SUPPLIED INFORMATION:
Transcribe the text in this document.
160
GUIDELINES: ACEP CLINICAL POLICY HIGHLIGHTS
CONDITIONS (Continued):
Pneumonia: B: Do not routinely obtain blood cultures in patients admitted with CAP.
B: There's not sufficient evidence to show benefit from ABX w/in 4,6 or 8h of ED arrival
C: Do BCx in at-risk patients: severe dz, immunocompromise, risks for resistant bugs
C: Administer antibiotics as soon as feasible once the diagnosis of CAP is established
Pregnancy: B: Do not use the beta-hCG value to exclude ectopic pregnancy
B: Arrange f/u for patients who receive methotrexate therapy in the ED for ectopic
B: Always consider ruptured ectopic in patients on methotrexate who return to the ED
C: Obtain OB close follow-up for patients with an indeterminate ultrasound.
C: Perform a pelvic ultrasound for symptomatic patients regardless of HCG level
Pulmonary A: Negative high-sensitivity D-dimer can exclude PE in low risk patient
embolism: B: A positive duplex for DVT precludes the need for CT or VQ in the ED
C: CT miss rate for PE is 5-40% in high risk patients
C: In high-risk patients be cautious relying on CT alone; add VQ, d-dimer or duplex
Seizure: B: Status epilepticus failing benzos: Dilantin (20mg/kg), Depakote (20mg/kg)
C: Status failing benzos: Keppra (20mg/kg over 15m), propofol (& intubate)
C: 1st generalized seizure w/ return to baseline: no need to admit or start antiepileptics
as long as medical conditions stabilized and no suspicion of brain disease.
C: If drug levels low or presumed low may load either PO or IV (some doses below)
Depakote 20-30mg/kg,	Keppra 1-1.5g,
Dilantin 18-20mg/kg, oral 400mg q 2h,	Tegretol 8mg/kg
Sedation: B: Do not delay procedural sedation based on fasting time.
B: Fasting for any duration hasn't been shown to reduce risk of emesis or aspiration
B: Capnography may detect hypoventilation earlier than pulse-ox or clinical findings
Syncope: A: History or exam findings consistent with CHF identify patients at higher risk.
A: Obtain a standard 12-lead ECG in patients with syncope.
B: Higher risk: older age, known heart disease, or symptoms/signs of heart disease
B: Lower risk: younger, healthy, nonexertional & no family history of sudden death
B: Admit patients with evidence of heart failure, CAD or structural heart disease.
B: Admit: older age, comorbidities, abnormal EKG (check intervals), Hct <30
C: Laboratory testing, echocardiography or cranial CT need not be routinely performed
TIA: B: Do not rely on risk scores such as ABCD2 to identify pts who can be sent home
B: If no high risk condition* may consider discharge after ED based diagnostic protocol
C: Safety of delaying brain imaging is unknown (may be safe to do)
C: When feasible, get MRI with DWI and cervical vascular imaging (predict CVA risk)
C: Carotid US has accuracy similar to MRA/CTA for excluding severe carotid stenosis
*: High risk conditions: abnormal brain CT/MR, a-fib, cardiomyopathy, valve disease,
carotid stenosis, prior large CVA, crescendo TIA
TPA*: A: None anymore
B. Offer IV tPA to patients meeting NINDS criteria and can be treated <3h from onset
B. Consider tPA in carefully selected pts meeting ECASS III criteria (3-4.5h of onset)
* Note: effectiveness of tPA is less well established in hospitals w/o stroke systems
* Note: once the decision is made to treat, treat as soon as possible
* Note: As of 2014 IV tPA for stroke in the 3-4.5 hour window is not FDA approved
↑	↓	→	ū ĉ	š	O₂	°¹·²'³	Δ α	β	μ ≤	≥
==
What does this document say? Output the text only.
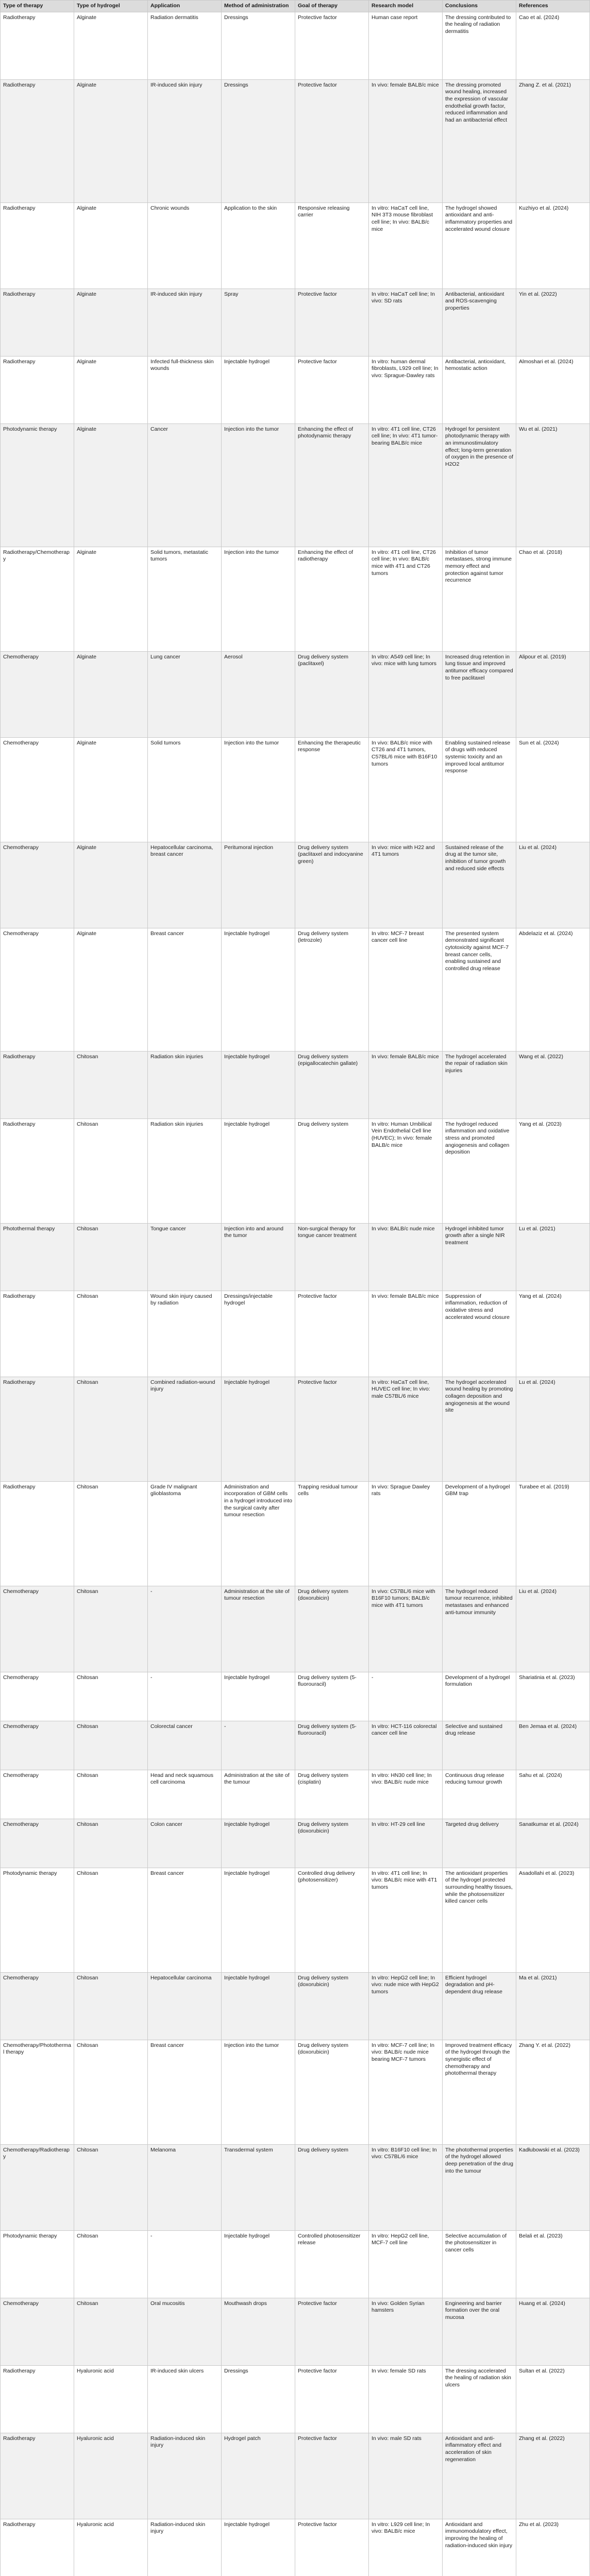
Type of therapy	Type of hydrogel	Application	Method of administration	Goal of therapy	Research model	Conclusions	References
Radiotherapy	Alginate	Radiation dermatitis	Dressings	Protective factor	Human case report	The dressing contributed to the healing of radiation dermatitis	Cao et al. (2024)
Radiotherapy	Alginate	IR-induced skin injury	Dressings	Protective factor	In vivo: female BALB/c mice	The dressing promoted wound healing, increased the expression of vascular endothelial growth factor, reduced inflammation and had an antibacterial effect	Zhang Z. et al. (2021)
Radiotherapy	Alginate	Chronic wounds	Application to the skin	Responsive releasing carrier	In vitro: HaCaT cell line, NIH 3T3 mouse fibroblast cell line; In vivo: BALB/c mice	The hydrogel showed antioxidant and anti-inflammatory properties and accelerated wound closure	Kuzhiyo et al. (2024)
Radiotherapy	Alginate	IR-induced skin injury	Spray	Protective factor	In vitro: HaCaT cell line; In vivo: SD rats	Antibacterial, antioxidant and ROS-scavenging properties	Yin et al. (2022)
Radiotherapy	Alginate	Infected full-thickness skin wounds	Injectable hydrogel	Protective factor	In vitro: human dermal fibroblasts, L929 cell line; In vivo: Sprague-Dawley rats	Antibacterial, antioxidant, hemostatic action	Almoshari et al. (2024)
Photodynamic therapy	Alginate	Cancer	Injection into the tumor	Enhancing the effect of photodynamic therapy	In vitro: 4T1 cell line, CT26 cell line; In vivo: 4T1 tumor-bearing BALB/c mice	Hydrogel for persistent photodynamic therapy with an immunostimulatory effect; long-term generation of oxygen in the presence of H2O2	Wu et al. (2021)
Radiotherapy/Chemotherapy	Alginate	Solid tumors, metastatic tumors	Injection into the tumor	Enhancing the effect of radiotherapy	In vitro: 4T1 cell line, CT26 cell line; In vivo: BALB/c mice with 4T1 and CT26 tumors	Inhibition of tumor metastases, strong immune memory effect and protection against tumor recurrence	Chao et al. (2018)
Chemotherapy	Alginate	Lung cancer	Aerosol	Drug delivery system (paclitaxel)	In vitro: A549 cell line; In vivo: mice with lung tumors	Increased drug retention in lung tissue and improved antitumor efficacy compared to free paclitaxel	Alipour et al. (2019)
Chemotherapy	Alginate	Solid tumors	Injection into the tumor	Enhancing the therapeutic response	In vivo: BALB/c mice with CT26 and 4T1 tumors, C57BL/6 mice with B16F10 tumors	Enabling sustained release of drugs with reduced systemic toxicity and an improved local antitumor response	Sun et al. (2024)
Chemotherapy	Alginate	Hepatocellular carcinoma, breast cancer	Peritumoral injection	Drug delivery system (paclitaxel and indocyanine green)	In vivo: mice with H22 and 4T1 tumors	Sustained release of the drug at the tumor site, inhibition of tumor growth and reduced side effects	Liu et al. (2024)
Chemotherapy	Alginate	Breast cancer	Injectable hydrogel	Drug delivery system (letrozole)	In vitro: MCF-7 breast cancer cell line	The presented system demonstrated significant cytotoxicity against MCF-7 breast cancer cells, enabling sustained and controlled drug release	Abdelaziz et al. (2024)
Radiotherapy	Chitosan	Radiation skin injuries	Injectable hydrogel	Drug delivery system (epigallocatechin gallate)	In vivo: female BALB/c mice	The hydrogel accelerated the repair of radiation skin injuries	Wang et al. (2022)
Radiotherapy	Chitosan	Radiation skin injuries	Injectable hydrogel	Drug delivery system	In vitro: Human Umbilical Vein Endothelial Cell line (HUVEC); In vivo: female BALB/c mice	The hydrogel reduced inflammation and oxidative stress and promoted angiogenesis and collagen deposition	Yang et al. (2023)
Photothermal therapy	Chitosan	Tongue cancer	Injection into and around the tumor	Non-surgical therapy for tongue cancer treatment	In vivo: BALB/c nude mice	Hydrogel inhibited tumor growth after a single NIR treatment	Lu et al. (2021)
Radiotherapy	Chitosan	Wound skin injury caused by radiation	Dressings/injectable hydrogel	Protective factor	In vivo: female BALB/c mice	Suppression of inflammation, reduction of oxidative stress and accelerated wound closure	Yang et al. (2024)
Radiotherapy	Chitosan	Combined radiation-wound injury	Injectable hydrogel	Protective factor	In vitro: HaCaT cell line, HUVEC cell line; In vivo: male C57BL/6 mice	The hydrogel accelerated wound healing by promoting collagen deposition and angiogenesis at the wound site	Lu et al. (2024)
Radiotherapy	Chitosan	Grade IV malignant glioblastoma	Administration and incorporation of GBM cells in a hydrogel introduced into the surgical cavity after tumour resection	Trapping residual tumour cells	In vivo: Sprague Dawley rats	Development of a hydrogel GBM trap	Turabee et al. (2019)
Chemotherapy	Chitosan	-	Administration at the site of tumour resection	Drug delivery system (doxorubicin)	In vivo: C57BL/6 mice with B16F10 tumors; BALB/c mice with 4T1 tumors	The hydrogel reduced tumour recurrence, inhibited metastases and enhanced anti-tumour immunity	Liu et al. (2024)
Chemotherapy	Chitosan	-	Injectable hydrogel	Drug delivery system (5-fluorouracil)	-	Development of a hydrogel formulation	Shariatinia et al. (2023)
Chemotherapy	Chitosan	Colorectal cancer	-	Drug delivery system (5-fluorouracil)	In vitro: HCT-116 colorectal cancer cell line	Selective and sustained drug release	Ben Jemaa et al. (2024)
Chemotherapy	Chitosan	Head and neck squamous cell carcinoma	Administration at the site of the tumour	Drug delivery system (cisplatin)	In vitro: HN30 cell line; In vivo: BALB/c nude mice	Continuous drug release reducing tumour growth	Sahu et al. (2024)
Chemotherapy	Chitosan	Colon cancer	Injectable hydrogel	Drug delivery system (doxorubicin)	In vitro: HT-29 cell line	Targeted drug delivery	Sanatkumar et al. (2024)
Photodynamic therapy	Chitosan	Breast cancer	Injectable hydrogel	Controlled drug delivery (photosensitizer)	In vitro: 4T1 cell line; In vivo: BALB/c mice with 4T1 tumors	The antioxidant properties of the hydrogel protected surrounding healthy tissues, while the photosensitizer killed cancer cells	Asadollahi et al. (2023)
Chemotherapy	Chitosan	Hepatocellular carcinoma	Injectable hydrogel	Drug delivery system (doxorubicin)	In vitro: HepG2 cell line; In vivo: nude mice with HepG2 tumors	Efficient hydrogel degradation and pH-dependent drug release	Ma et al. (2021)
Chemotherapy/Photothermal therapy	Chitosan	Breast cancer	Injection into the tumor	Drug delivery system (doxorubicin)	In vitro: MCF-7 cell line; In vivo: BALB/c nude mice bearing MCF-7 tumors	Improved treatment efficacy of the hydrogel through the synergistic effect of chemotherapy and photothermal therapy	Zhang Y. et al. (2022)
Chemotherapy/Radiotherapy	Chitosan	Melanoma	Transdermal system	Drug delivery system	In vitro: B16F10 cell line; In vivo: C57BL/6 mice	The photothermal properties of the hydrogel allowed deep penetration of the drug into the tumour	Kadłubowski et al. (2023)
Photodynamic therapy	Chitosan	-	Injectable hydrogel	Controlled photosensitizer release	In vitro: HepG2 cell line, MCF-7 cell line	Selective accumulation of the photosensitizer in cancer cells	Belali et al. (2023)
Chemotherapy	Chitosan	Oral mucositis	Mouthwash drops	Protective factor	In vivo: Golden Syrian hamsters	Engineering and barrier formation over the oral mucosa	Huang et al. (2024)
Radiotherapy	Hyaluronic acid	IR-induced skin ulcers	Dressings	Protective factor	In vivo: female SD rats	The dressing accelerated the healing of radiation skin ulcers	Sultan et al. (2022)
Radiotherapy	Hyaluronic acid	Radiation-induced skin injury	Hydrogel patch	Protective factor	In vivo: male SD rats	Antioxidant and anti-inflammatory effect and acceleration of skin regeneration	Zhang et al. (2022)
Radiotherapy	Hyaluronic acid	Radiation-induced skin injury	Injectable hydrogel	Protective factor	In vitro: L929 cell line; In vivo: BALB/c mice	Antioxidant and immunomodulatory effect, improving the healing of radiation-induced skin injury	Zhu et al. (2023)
* * *
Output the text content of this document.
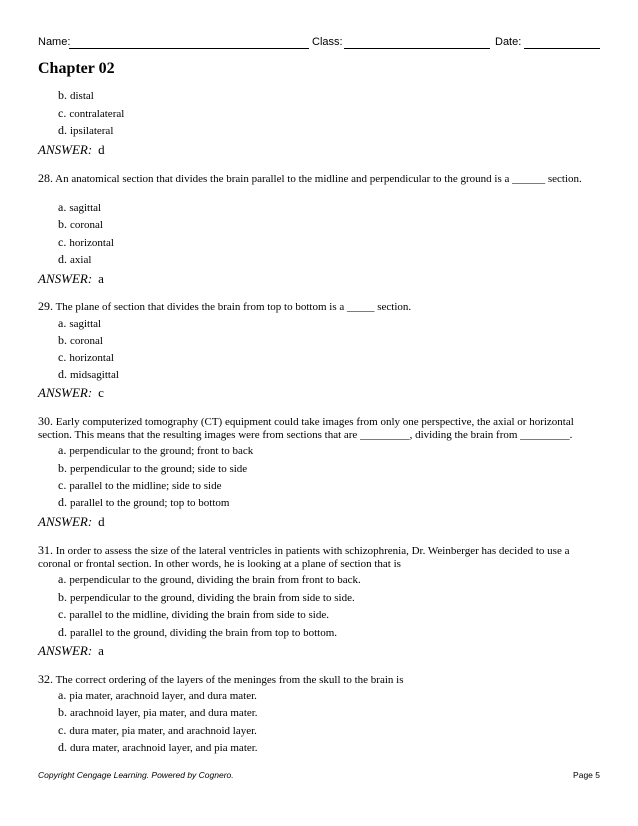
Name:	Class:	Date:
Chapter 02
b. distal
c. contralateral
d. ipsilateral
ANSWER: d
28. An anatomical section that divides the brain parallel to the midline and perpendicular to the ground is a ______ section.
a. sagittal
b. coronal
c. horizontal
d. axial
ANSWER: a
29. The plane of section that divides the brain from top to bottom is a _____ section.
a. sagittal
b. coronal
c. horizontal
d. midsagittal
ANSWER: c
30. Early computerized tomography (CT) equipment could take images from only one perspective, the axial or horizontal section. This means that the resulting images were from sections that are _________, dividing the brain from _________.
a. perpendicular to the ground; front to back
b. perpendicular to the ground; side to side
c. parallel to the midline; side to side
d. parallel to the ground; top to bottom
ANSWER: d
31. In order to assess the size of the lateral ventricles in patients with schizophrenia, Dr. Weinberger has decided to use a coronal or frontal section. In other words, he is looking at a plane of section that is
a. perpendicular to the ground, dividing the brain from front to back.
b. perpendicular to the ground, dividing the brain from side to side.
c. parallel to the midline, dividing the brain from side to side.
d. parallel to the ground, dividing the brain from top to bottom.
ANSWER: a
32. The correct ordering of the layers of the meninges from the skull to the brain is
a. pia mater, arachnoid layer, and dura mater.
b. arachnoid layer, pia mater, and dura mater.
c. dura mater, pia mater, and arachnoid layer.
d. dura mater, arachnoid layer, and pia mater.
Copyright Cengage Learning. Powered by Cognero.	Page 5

TO DO: Now copy each line of the entries that mentions "methotrexate".

YOUR SOLUTION:
B: Arrange f/u for patients who receive methotrexate therapy in the ED for ectopic
B: Always consider ruptured ectopic in patients on methotrexate who return to the ED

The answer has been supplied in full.